▶ **PROMPT**
Each entry below is to be extracted exactly.

(Chart and figure data)
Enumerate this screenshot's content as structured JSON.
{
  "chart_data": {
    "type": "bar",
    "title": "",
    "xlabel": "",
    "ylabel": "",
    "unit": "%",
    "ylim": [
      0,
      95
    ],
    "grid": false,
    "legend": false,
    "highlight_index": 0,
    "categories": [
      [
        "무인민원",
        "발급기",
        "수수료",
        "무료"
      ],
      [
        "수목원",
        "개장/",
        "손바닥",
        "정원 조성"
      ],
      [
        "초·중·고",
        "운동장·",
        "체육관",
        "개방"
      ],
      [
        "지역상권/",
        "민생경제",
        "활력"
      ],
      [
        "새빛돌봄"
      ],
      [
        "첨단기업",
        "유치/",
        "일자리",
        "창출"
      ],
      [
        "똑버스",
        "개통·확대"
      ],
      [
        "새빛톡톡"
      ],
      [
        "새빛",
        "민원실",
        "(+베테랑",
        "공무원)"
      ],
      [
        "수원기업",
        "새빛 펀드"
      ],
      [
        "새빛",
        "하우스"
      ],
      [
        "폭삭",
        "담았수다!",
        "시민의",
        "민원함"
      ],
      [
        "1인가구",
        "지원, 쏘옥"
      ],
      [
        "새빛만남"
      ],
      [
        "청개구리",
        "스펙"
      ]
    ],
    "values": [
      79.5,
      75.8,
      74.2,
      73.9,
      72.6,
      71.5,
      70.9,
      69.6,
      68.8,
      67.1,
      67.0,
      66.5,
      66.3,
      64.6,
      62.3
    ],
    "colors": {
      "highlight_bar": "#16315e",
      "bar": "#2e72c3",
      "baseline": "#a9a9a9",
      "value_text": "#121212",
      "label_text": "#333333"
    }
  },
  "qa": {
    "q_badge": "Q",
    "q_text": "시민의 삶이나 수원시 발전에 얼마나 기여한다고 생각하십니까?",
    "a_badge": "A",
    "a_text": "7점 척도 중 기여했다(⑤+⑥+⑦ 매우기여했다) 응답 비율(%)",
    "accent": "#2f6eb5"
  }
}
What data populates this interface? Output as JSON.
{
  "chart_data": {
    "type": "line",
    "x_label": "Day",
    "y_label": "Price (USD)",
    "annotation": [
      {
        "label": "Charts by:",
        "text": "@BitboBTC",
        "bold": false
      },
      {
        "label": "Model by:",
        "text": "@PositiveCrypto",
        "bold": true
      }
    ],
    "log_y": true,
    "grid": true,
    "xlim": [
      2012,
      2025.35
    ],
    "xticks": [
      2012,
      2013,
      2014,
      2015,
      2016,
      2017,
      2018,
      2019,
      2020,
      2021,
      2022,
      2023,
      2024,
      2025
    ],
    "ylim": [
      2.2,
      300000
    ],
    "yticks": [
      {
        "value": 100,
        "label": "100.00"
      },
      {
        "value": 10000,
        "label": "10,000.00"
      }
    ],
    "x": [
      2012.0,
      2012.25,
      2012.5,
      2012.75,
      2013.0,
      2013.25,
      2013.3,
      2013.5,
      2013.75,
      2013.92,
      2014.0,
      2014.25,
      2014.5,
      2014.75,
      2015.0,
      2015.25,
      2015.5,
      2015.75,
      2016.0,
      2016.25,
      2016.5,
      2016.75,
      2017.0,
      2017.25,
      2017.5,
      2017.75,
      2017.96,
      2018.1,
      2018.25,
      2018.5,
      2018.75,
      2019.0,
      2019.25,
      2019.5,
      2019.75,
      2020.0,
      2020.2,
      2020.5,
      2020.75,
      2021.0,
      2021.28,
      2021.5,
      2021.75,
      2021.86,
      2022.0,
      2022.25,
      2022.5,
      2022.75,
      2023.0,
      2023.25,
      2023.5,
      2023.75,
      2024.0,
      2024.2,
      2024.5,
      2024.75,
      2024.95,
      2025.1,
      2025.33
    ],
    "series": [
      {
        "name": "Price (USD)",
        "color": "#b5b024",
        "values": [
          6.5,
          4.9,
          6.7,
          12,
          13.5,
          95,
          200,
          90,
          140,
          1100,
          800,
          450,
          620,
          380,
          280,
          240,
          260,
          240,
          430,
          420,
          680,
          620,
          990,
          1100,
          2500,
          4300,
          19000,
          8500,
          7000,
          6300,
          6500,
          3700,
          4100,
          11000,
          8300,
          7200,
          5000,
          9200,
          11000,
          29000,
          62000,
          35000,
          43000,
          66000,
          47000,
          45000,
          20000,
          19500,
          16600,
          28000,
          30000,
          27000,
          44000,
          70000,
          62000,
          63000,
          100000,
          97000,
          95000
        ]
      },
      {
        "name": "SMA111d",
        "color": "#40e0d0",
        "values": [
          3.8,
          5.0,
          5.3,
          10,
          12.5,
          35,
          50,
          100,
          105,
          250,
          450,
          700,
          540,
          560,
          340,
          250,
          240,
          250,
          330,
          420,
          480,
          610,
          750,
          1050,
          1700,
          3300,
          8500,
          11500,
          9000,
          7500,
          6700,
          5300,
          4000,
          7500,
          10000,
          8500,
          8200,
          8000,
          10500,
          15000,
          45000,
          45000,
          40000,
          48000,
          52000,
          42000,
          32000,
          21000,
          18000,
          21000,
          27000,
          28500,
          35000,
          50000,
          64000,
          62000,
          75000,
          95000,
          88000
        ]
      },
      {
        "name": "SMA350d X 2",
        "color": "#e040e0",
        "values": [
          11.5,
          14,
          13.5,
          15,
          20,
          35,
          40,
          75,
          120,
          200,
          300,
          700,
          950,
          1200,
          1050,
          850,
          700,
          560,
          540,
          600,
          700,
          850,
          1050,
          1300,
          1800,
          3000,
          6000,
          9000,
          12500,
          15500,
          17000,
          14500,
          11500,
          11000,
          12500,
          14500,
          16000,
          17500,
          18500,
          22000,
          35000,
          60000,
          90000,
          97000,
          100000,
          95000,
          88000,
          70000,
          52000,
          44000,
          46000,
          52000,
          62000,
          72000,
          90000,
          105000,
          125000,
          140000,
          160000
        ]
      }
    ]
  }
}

▶ **ANSWER TO THIS EXERCISE**
Enumerate this screenshot's content as structured JSON.
{
  "chart_data": {
    "type": "bar",
    "title": "",
    "xlabel": "",
    "ylabel": "",
    "unit": "%",
    "ylim": [
      0,
      95
    ],
    "grid": false,
    "legend": false,
    "highlight_index": 0,
    "categories": [
      [
        "무인민원",
        "발급기",
        "수수료",
        "무료"
      ],
      [
        "수목원",
        "개장/",
        "손바닥",
        "정원 조성"
      ],
      [
        "초·중·고",
        "운동장·",
        "체육관",
        "개방"
      ],
      [
        "지역상권/",
        "민생경제",
        "활력"
      ],
      [
        "새빛돌봄"
      ],
      [
        "첨단기업",
        "유치/",
        "일자리",
        "창출"
      ],
      [
        "똑버스",
        "개통·확대"
      ],
      [
        "새빛톡톡"
      ],
      [
        "새빛",
        "민원실",
        "(+베테랑",
        "공무원)"
      ],
      [
        "수원기업",
        "새빛 펀드"
      ],
      [
        "새빛",
        "하우스"
      ],
      [
        "폭삭",
        "담았수다!",
        "시민의",
        "민원함"
      ],
      [
        "1인가구",
        "지원, 쏘옥"
      ],
      [
        "새빛만남"
      ],
      [
        "청개구리",
        "스펙"
      ]
    ],
    "values": [
      79.5,
      75.8,
      74.2,
      73.9,
      72.6,
      71.5,
      70.9,
      69.6,
      68.8,
      67.1,
      67.0,
      66.5,
      66.3,
      64.6,
      62.3
    ],
    "colors": {
      "highlight_bar": "#16315e",
      "bar": "#2e72c3",
      "baseline": "#a9a9a9",
      "value_text": "#121212",
      "label_text": "#333333"
    }
  },
  "qa": {
    "q_badge": "Q",
    "q_text": "시민의 삶이나 수원시 발전에 얼마나 기여한다고 생각하십니까?",
    "a_badge": "A",
    "a_text": "7점 척도 중 기여했다(⑤+⑥+⑦ 매우기여했다) 응답 비율(%)",
    "accent": "#2f6eb5"
  }
}
What data populates this interface? Output as JSON.
{
  "chart_data": {
    "type": "line",
    "x_label": "Day",
    "y_label": "Price (USD)",
    "annotation": [
      {
        "label": "Charts by:",
        "text": "@BitboBTC",
        "bold": false
      },
      {
        "label": "Model by:",
        "text": "@PositiveCrypto",
        "bold": true
      }
    ],
    "log_y": true,
    "grid": true,
    "xlim": [
      2012,
      2025.35
    ],
    "xticks": [
      2012,
      2013,
      2014,
      2015,
      2016,
      2017,
      2018,
      2019,
      2020,
      2021,
      2022,
      2023,
      2024,
      2025
    ],
    "ylim": [
      2.2,
      300000
    ],
    "yticks": [
      {
        "value": 100,
        "label": "100.00"
      },
      {
        "value": 10000,
        "label": "10,000.00"
      }
    ],
    "x": [
      2012.0,
      2012.25,
      2012.5,
      2012.75,
      2013.0,
      2013.25,
      2013.3,
      2013.5,
      2013.75,
      2013.92,
      2014.0,
      2014.25,
      2014.5,
      2014.75,
      2015.0,
      2015.25,
      2015.5,
      2015.75,
      2016.0,
      2016.25,
      2016.5,
      2016.75,
      2017.0,
      2017.25,
      2017.5,
      2017.75,
      2017.96,
      2018.1,
      2018.25,
      2018.5,
      2018.75,
      2019.0,
      2019.25,
      2019.5,
      2019.75,
      2020.0,
      2020.2,
      2020.5,
      2020.75,
      2021.0,
      2021.28,
      2021.5,
      2021.75,
      2021.86,
      2022.0,
      2022.25,
      2022.5,
      2022.75,
      2023.0,
      2023.25,
      2023.5,
      2023.75,
      2024.0,
      2024.2,
      2024.5,
      2024.75,
      2024.95,
      2025.1,
      2025.33
    ],
    "series": [
      {
        "name": "Price (USD)",
        "color": "#b5b024",
        "values": [
          6.5,
          4.9,
          6.7,
          12,
          13.5,
          95,
          200,
          90,
          140,
          1100,
          800,
          450,
          620,
          380,
          280,
          240,
          260,
          240,
          430,
          420,
          680,
          620,
          990,
          1100,
          2500,
          4300,
          19000,
          8500,
          7000,
          6300,
          6500,
          3700,
          4100,
          11000,
          8300,
          7200,
          5000,
          9200,
          11000,
          29000,
          62000,
          35000,
          43000,
          66000,
          47000,
          45000,
          20000,
          19500,
          16600,
          28000,
          30000,
          27000,
          44000,
          70000,
          62000,
          63000,
          100000,
          97000,
          95000
        ]
      },
      {
        "name": "SMA111d",
        "color": "#40e0d0",
        "values": [
          3.8,
          5.0,
          5.3,
          10,
          12.5,
          35,
          50,
          100,
          105,
          250,
          450,
          700,
          540,
          560,
          340,
          250,
          240,
          250,
          330,
          420,
          480,
          610,
          750,
          1050,
          1700,
          3300,
          8500,
          11500,
          9000,
          7500,
          6700,
          5300,
          4000,
          7500,
          10000,
          8500,
          8200,
          8000,
          10500,
          15000,
          45000,
          45000,
          40000,
          48000,
          52000,
          42000,
          32000,
          21000,
          18000,
          21000,
          27000,
          28500,
          35000,
          50000,
          64000,
          62000,
          75000,
          95000,
          88000
        ]
      },
      {
        "name": "SMA350d X 2",
        "color": "#e040e0",
        "values": [
          11.5,
          14,
          13.5,
          15,
          20,
          35,
          40,
          75,
          120,
          200,
          300,
          700,
          950,
          1200,
          1050,
          850,
          700,
          560,
          540,
          600,
          700,
          850,
          1050,
          1300,
          1800,
          3000,
          6000,
          9000,
          12500,
          15500,
          17000,
          14500,
          11500,
          11000,
          12500,
          14500,
          16000,
          17500,
          18500,
          22000,
          35000,
          60000,
          90000,
          97000,
          100000,
          95000,
          88000,
          70000,
          52000,
          44000,
          46000,
          52000,
          62000,
          72000,
          90000,
          105000,
          125000,
          140000,
          160000
        ]
      }
    ]
  }
}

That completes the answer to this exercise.